» **Exercise**
Below are some records. Pull every line that contains the word "from".

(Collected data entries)

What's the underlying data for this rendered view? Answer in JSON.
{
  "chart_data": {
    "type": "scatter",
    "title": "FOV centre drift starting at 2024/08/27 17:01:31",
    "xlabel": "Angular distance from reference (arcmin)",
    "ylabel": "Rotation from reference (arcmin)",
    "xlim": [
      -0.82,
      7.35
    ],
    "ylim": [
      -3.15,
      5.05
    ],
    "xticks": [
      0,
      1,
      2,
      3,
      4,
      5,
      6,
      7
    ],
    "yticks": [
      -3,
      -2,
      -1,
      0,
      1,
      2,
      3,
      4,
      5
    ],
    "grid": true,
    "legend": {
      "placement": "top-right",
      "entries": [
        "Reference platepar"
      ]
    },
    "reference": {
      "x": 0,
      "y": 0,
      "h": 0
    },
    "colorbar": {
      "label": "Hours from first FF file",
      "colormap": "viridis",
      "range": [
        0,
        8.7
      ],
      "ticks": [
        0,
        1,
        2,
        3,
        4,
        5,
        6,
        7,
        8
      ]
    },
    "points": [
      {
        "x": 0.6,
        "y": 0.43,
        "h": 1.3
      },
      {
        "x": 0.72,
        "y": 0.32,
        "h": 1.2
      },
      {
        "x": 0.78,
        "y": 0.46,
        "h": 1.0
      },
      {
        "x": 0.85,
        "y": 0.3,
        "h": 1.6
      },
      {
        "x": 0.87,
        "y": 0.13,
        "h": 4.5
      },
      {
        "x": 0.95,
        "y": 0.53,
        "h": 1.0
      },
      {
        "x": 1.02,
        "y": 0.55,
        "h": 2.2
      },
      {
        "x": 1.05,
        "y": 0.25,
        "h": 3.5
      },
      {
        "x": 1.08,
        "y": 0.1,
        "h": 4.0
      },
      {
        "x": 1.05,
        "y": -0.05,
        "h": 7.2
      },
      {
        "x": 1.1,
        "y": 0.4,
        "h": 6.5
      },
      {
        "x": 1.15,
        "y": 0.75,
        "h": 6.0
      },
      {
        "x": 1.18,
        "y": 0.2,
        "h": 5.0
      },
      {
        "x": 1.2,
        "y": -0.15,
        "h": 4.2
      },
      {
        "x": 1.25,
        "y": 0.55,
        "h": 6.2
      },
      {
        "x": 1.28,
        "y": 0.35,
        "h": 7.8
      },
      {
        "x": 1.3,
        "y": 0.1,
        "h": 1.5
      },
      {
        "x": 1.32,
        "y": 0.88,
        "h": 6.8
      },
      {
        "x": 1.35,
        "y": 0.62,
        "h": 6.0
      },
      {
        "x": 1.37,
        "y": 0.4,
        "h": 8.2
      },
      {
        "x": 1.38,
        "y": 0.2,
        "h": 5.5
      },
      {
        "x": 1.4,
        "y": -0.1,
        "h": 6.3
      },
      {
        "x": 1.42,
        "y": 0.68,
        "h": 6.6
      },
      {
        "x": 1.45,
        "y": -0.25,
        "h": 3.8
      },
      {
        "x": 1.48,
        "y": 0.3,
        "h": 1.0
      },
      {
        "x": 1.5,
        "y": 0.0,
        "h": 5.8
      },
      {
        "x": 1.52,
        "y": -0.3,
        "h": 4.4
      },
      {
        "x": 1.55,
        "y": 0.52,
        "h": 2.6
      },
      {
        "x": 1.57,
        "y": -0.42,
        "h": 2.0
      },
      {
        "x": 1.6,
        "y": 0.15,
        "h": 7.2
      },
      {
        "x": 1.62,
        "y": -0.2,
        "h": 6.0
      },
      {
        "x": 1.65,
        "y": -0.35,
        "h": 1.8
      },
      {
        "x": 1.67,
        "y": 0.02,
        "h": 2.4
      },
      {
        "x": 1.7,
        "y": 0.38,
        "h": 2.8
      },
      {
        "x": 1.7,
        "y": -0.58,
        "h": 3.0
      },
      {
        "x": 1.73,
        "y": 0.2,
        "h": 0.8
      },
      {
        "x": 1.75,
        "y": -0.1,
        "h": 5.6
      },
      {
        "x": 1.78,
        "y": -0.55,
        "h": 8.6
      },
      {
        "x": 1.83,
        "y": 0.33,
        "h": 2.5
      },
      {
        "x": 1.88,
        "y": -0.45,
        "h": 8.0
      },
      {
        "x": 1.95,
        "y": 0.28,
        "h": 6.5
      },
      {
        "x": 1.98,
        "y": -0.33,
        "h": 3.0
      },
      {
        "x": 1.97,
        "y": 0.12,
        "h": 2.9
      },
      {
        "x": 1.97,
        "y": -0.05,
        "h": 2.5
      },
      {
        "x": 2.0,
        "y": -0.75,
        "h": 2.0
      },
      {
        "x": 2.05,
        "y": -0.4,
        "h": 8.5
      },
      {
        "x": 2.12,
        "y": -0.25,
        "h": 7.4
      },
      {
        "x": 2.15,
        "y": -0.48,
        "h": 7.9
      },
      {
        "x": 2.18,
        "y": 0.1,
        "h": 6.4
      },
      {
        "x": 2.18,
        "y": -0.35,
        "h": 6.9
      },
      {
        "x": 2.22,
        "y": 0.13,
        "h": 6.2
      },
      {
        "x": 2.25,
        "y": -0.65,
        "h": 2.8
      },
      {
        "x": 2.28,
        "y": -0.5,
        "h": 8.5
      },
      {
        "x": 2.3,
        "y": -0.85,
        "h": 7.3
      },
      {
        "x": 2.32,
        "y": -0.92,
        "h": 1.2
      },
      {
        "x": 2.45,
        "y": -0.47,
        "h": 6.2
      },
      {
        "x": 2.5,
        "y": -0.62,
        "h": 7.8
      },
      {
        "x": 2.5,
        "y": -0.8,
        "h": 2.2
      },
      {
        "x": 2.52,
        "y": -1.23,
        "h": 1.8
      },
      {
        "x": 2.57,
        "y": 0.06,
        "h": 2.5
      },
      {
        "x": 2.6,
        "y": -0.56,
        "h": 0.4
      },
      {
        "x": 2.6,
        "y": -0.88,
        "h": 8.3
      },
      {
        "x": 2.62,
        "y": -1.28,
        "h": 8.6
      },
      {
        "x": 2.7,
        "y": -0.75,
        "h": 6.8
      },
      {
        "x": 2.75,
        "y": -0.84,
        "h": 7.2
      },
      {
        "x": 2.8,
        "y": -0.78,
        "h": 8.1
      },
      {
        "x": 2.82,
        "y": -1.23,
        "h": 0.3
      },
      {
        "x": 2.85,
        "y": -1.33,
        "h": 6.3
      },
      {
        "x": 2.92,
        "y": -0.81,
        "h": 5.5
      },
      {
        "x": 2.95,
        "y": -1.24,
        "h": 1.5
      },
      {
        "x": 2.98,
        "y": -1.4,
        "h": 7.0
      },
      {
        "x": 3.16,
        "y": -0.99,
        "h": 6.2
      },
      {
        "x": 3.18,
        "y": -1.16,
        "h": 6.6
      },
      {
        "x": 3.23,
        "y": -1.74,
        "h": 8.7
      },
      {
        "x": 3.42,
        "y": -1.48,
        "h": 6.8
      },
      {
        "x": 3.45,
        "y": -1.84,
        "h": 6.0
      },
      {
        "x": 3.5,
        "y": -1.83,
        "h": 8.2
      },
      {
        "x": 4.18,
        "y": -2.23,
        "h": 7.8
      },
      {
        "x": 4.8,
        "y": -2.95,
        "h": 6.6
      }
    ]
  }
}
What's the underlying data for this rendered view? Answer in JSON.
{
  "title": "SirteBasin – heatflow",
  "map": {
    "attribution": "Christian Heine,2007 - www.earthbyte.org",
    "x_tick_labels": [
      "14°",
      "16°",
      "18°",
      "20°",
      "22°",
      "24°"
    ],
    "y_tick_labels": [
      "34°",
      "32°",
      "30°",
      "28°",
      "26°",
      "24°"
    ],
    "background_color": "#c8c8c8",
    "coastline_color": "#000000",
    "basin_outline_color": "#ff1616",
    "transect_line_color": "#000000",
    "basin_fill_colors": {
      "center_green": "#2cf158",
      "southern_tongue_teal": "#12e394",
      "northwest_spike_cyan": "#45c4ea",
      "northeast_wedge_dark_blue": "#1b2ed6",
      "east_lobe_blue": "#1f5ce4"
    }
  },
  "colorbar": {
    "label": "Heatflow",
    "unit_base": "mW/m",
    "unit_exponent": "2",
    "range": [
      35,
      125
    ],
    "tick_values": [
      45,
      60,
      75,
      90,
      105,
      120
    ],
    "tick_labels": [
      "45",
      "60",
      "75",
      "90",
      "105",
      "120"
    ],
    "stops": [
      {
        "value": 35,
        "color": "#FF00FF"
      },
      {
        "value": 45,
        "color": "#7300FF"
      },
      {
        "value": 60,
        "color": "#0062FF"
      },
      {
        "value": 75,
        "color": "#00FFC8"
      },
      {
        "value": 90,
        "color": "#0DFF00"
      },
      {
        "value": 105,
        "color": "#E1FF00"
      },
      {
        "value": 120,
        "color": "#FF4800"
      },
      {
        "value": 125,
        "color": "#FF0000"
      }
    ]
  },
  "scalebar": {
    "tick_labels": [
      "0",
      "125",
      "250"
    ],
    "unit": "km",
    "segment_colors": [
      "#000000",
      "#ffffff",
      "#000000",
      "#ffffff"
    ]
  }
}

» **Correct output**
    "xlabel": "Angular distance from reference (arcmin)",
    "ylabel": "Rotation from reference (arcmin)",
      "label": "Hours from first FF file",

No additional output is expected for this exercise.